__Given data__
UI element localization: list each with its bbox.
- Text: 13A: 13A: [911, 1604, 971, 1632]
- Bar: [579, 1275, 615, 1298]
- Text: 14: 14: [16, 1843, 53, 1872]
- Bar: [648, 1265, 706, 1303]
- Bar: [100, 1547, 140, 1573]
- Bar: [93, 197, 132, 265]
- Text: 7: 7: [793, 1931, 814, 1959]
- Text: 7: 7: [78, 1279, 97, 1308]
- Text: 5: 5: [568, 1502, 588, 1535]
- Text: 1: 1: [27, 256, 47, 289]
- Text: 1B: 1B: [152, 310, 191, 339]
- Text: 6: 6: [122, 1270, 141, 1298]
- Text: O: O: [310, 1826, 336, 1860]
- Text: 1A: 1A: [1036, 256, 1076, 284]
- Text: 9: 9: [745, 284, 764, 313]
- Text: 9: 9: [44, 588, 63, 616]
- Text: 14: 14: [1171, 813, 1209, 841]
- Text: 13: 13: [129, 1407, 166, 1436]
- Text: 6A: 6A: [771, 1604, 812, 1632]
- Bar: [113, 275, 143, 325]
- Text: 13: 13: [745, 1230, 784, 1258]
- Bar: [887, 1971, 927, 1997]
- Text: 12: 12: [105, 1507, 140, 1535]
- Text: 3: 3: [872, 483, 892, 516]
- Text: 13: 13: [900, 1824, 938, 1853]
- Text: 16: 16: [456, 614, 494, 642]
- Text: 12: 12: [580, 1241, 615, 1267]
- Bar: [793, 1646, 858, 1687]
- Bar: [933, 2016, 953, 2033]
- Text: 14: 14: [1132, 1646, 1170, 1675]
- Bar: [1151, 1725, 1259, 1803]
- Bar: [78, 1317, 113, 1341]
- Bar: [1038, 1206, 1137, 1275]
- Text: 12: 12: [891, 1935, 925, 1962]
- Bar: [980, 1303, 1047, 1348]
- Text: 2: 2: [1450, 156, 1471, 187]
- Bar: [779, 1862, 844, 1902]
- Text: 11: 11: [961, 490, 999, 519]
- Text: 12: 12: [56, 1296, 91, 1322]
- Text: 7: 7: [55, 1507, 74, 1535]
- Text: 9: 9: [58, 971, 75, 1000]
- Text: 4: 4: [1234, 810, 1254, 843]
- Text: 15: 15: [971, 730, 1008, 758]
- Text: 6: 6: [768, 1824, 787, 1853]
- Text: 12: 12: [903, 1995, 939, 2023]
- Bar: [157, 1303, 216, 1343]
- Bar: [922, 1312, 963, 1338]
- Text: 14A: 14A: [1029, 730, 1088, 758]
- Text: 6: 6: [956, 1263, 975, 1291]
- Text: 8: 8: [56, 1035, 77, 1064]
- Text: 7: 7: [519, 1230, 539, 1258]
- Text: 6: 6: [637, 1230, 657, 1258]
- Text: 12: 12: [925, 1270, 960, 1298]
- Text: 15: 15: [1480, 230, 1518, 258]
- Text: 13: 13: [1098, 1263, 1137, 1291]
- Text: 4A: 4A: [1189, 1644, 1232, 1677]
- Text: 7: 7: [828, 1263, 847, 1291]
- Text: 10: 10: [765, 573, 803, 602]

__Request__
Reproduce the material verbatim, beginning with its first line and ending with the line containing "- Text: 1B: 1B: [152, 310, 191, 339]", both included.

__Result__
UI element localization: list each with its bbox.
- Text: 13A: 13A: [911, 1604, 971, 1632]
- Bar: [579, 1275, 615, 1298]
- Text: 14: 14: [16, 1843, 53, 1872]
- Bar: [648, 1265, 706, 1303]
- Bar: [100, 1547, 140, 1573]
- Bar: [93, 197, 132, 265]
- Text: 7: 7: [793, 1931, 814, 1959]
- Text: 7: 7: [78, 1279, 97, 1308]
- Text: 5: 5: [568, 1502, 588, 1535]
- Text: 1: 1: [27, 256, 47, 289]
- Text: 1B: 1B: [152, 310, 191, 339]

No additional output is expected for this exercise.